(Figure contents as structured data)
————————

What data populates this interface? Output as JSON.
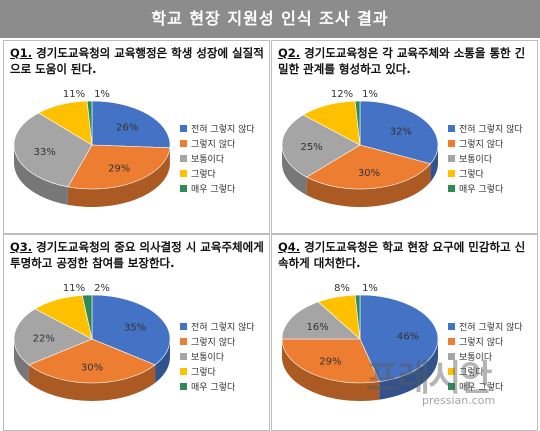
{
  "header": {
    "title": "학교 현장 지원성 인식 조사 결과"
  },
  "legend_labels": [
    "전혀 그렇지 않다",
    "그렇지 않다",
    "보통이다",
    "그렇다",
    "매우 그렇다"
  ],
  "colors": [
    "#4472c4",
    "#ed7d31",
    "#a5a5a5",
    "#ffc000",
    "#2e8b57"
  ],
  "watermark": {
    "brand": "프레시안",
    "url": "pressian.com"
  },
  "chart_data": [
    {
      "type": "pie",
      "title_no": "Q1.",
      "title": "경기도교육청의 교육행정은 학생 성장에 실질적으로 도움이 된다.",
      "labels": [
        "전혀 그렇지 않다",
        "그렇지 않다",
        "보통이다",
        "그렇다",
        "매우 그렇다"
      ],
      "values": [
        26,
        29,
        33,
        11,
        1
      ],
      "value_labels": [
        "26%",
        "29%",
        "33%",
        "11%",
        "1%"
      ],
      "legend_position": "right"
    },
    {
      "type": "pie",
      "title_no": "Q2.",
      "title": "경기도교육청은 각 교육주체와 소통을 통한 긴밀한 관계를 형성하고 있다.",
      "labels": [
        "전혀 그렇지 않다",
        "그렇지 않다",
        "보통이다",
        "그렇다",
        "매우 그렇다"
      ],
      "values": [
        32,
        30,
        25,
        12,
        1
      ],
      "value_labels": [
        "32%",
        "30%",
        "25%",
        "12%",
        "1%"
      ],
      "legend_position": "right"
    },
    {
      "type": "pie",
      "title_no": "Q3.",
      "title": "경기도교육청의 중요 의사결정 시 교육주체에게 투명하고 공정한 참여를 보장한다.",
      "labels": [
        "전혀 그렇지 않다",
        "그렇지 않다",
        "보통이다",
        "그렇다",
        "매우 그렇다"
      ],
      "values": [
        35,
        30,
        22,
        11,
        2
      ],
      "value_labels": [
        "35%",
        "30%",
        "22%",
        "11%",
        "2%"
      ],
      "legend_position": "right"
    },
    {
      "type": "pie",
      "title_no": "Q4.",
      "title": "경기도교육청은 학교 현장 요구에 민감하고 신속하게 대처한다.",
      "labels": [
        "전혀 그렇지 않다",
        "그렇지 않다",
        "보통이다",
        "그렇다",
        "매우 그렇다"
      ],
      "values": [
        46,
        29,
        16,
        8,
        1
      ],
      "value_labels": [
        "46%",
        "29%",
        "16%",
        "8%",
        "1%"
      ],
      "legend_position": "right"
    }
  ]
}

————————

▸ Challenge:
Using the material above, work out how many lines contain the string "경기도교육청은". Give that number alone.

▸ Exercise result:
2